What you are asked to do
Can you transcribe every entry word for word, skipping the images?

Records provided
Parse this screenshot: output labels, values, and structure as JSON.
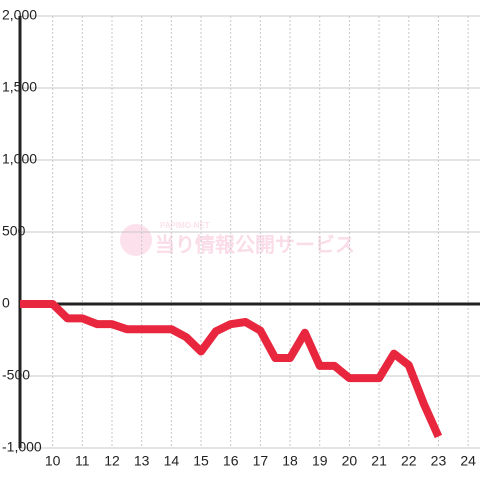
{
  "chart_data": {
    "type": "line",
    "watermark": {
      "logo": "PAPIMO-NET",
      "text": "当り情報公開サービス"
    },
    "x": [
      8.9,
      10,
      10.5,
      11,
      11.5,
      12,
      12.5,
      13,
      13.5,
      14,
      14.5,
      15,
      15.5,
      16,
      16.5,
      17,
      17.5,
      18,
      18.5,
      19,
      19.5,
      20,
      20.5,
      21,
      21.5,
      22,
      22.5,
      23
    ],
    "series": [
      {
        "color": "#e8273f",
        "values": [
          0,
          0,
          -100,
          -100,
          -140,
          -140,
          -175,
          -175,
          -175,
          -175,
          -230,
          -330,
          -190,
          -140,
          -125,
          -185,
          -375,
          -375,
          -200,
          -430,
          -430,
          -515,
          -515,
          -515,
          -345,
          -425,
          -690,
          -920
        ]
      }
    ],
    "xlim": [
      8.9,
      24.4
    ],
    "xticks": [
      10,
      11,
      12,
      13,
      14,
      15,
      16,
      17,
      18,
      19,
      20,
      21,
      22,
      23,
      24
    ],
    "ylim": [
      -1000,
      2000
    ],
    "yticks": [
      {
        "value": -1000,
        "label": "-1,000"
      },
      -500,
      0,
      500,
      {
        "value": 1000,
        "label": "1,000"
      },
      {
        "value": 1500,
        "label": "1,500"
      },
      {
        "value": 2000,
        "label": "2,000"
      }
    ],
    "grid": true
  }
}
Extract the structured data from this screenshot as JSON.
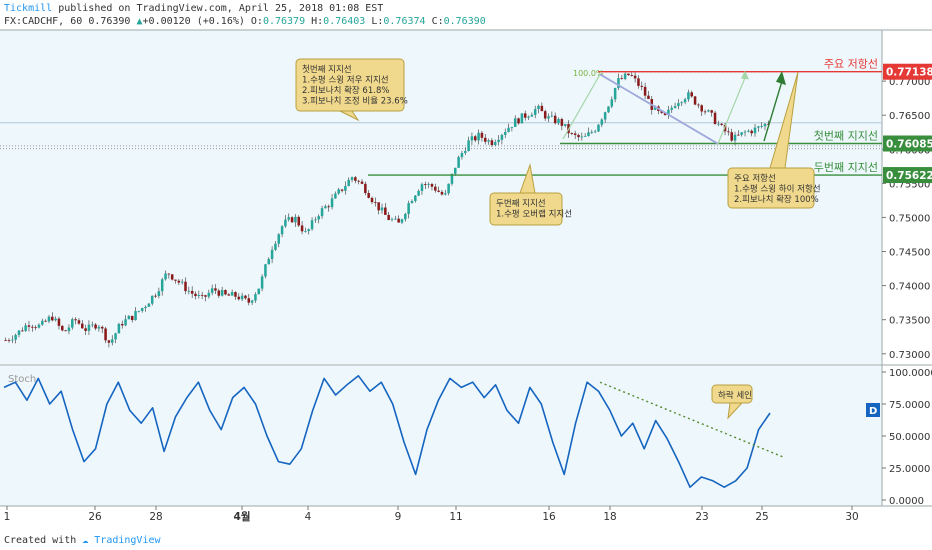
{
  "header": {
    "author": "Tickmill",
    "published_text": "published on TradingView.com, April 25, 2018 01:08 EST",
    "symbol": "FX:CADCHF, 60",
    "last": "0.76390",
    "change": "+0.00120 (+0.16%)",
    "o": "0.76379",
    "h": "0.76403",
    "l": "0.76374",
    "c": "0.76390"
  },
  "footer": {
    "created_with": "Created with",
    "brand": "TradingView"
  },
  "colors": {
    "resistance": "#e53935",
    "support": "#388e3c",
    "stoch": "#1565c0",
    "bull": "#26a69a",
    "bear": "#8b1a1a",
    "callout_bg": "#f0d98c",
    "callout_border": "#b8a040"
  },
  "chart_data": [
    {
      "type": "candlestick",
      "symbol": "FX:CADCHF",
      "interval": "60",
      "y_ticks": [
        "0.77000",
        "0.76500",
        "0.76000",
        "0.75500",
        "0.75000",
        "0.74500",
        "0.74000",
        "0.73500",
        "0.73000"
      ],
      "ylim": [
        0.7285,
        0.7775
      ],
      "x_ticks": [
        "1",
        "26",
        "28",
        "4월",
        "4",
        "9",
        "11",
        "16",
        "18",
        "23",
        "25",
        "30"
      ],
      "close_path": [
        0.732,
        0.733,
        0.7345,
        0.734,
        0.7355,
        0.733,
        0.735,
        0.7335,
        0.7345,
        0.7315,
        0.7345,
        0.7355,
        0.737,
        0.739,
        0.742,
        0.7405,
        0.739,
        0.738,
        0.7395,
        0.7385,
        0.7385,
        0.7375,
        0.74,
        0.7455,
        0.749,
        0.75,
        0.7475,
        0.7505,
        0.752,
        0.754,
        0.756,
        0.7545,
        0.752,
        0.75,
        0.749,
        0.7525,
        0.755,
        0.7545,
        0.753,
        0.758,
        0.761,
        0.762,
        0.761,
        0.7625,
        0.764,
        0.765,
        0.766,
        0.7645,
        0.764,
        0.762,
        0.7615,
        0.763,
        0.766,
        0.77,
        0.771,
        0.769,
        0.766,
        0.7645,
        0.767,
        0.768,
        0.7665,
        0.765,
        0.763,
        0.7615,
        0.7625,
        0.763,
        0.7639
      ],
      "levels": [
        {
          "label": "주요 저항선",
          "value": "0.77138",
          "kind": "resistance"
        },
        {
          "label": "첫번째 지지선",
          "value": "0.76085",
          "kind": "support"
        },
        {
          "label": "두번째 지지선",
          "value": "0.75622",
          "kind": "support"
        }
      ],
      "fib_label": "100.0%",
      "callouts": [
        {
          "lines": [
            "첫번째 지지선",
            "1.수평 스윙 저우 지지선",
            "2.피보나치 확장 61.8%",
            "3.피보나치 조정 비율 23.6%"
          ]
        },
        {
          "lines": [
            "두번째 지지선",
            "1.수평 오버랩 지지선"
          ]
        },
        {
          "lines": [
            "주요 저항선",
            "1.수평 스윙 하이 저항선",
            "2.피보나치 확장 100%"
          ]
        }
      ]
    },
    {
      "type": "line",
      "title": "Stoch",
      "y_ticks": [
        "100.0000",
        "75.0000",
        "50.0000",
        "25.0000",
        "0.0000"
      ],
      "ylim": [
        0,
        100
      ],
      "series": [
        {
          "name": "Stoch",
          "values": [
            88,
            92,
            78,
            95,
            75,
            85,
            55,
            30,
            40,
            75,
            92,
            70,
            60,
            72,
            38,
            65,
            80,
            92,
            70,
            55,
            80,
            88,
            75,
            50,
            30,
            28,
            40,
            70,
            95,
            82,
            90,
            97,
            85,
            92,
            75,
            45,
            20,
            55,
            78,
            95,
            88,
            92,
            80,
            90,
            70,
            60,
            88,
            75,
            45,
            20,
            60,
            92,
            85,
            70,
            50,
            60,
            40,
            62,
            48,
            30,
            10,
            18,
            15,
            10,
            15,
            25,
            55,
            68
          ]
        }
      ],
      "legend_badge": "D",
      "callout": "하락 세인"
    }
  ]
}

Expected answer
Parse this screenshot: output labels, values, and structure as JSON.
{
  "chart_data": {
    "type": "line",
    "watermark": {
      "logo": "PAPIMO-NET",
      "text": "当り情報公開サービス"
    },
    "x": [
      8.9,
      10,
      10.5,
      11,
      11.5,
      12,
      12.5,
      13,
      13.5,
      14,
      14.5,
      15,
      15.5,
      16,
      16.5,
      17,
      17.5,
      18,
      18.5,
      19,
      19.5,
      20,
      20.5,
      21,
      21.5,
      22,
      22.5,
      23
    ],
    "series": [
      {
        "color": "#e8273f",
        "values": [
          0,
          0,
          -100,
          -100,
          -140,
          -140,
          -175,
          -175,
          -175,
          -175,
          -230,
          -330,
          -190,
          -140,
          -125,
          -185,
          -375,
          -375,
          -200,
          -430,
          -430,
          -515,
          -515,
          -515,
          -345,
          -425,
          -690,
          -920
        ]
      }
    ],
    "xlim": [
      8.9,
      24.4
    ],
    "xticks": [
      10,
      11,
      12,
      13,
      14,
      15,
      16,
      17,
      18,
      19,
      20,
      21,
      22,
      23,
      24
    ],
    "ylim": [
      -1000,
      2000
    ],
    "yticks": [
      {
        "value": -1000,
        "label": "-1,000"
      },
      -500,
      0,
      500,
      {
        "value": 1000,
        "label": "1,000"
      },
      {
        "value": 1500,
        "label": "1,500"
      },
      {
        "value": 2000,
        "label": "2,000"
      }
    ],
    "grid": true
  }
}
Extract the structured data from this screenshot as JSON.
{
  "header": {
    "author": "Tickmill",
    "published_text": "published on TradingView.com, April 25, 2018 01:08 EST",
    "symbol": "FX:CADCHF, 60",
    "last": "0.76390",
    "change": "+0.00120 (+0.16%)",
    "o": "0.76379",
    "h": "0.76403",
    "l": "0.76374",
    "c": "0.76390"
  },
  "footer": {
    "created_with": "Created with",
    "brand": "TradingView"
  },
  "colors": {
    "resistance": "#e53935",
    "support": "#388e3c",
    "stoch": "#1565c0",
    "bull": "#26a69a",
    "bear": "#8b1a1a",
    "callout_bg": "#f0d98c",
    "callout_border": "#b8a040"
  },
  "chart_data": [
    {
      "type": "candlestick",
      "symbol": "FX:CADCHF",
      "interval": "60",
      "y_ticks": [
        "0.77000",
        "0.76500",
        "0.76000",
        "0.75500",
        "0.75000",
        "0.74500",
        "0.74000",
        "0.73500",
        "0.73000"
      ],
      "ylim": [
        0.7285,
        0.7775
      ],
      "x_ticks": [
        "1",
        "26",
        "28",
        "4월",
        "4",
        "9",
        "11",
        "16",
        "18",
        "23",
        "25",
        "30"
      ],
      "close_path": [
        0.732,
        0.733,
        0.7345,
        0.734,
        0.7355,
        0.733,
        0.735,
        0.7335,
        0.7345,
        0.7315,
        0.7345,
        0.7355,
        0.737,
        0.739,
        0.742,
        0.7405,
        0.739,
        0.738,
        0.7395,
        0.7385,
        0.7385,
        0.7375,
        0.74,
        0.7455,
        0.749,
        0.75,
        0.7475,
        0.7505,
        0.752,
        0.754,
        0.756,
        0.7545,
        0.752,
        0.75,
        0.749,
        0.7525,
        0.755,
        0.7545,
        0.753,
        0.758,
        0.761,
        0.762,
        0.761,
        0.7625,
        0.764,
        0.765,
        0.766,
        0.7645,
        0.764,
        0.762,
        0.7615,
        0.763,
        0.766,
        0.77,
        0.771,
        0.769,
        0.766,
        0.7645,
        0.767,
        0.768,
        0.7665,
        0.765,
        0.763,
        0.7615,
        0.7625,
        0.763,
        0.7639
      ],
      "levels": [
        {
          "label": "주요 저항선",
          "value": "0.77138",
          "kind": "resistance"
        },
        {
          "label": "첫번째 지지선",
          "value": "0.76085",
          "kind": "support"
        },
        {
          "label": "두번째 지지선",
          "value": "0.75622",
          "kind": "support"
        }
      ],
      "fib_label": "100.0%",
      "callouts": [
        {
          "lines": [
            "첫번째 지지선",
            "1.수평 스윙 저우 지지선",
            "2.피보나치 확장 61.8%",
            "3.피보나치 조정 비율 23.6%"
          ]
        },
        {
          "lines": [
            "두번째 지지선",
            "1.수평 오버랩 지지선"
          ]
        },
        {
          "lines": [
            "주요 저항선",
            "1.수평 스윙 하이 저항선",
            "2.피보나치 확장 100%"
          ]
        }
      ]
    },
    {
      "type": "line",
      "title": "Stoch",
      "y_ticks": [
        "100.0000",
        "75.0000",
        "50.0000",
        "25.0000",
        "0.0000"
      ],
      "ylim": [
        0,
        100
      ],
      "series": [
        {
          "name": "Stoch",
          "values": [
            88,
            92,
            78,
            95,
            75,
            85,
            55,
            30,
            40,
            75,
            92,
            70,
            60,
            72,
            38,
            65,
            80,
            92,
            70,
            55,
            80,
            88,
            75,
            50,
            30,
            28,
            40,
            70,
            95,
            82,
            90,
            97,
            85,
            92,
            75,
            45,
            20,
            55,
            78,
            95,
            88,
            92,
            80,
            90,
            70,
            60,
            88,
            75,
            45,
            20,
            60,
            92,
            85,
            70,
            50,
            60,
            40,
            62,
            48,
            30,
            10,
            18,
            15,
            10,
            15,
            25,
            55,
            68
          ]
        }
      ],
      "legend_badge": "D",
      "callout": "하락 세인"
    }
  ]
}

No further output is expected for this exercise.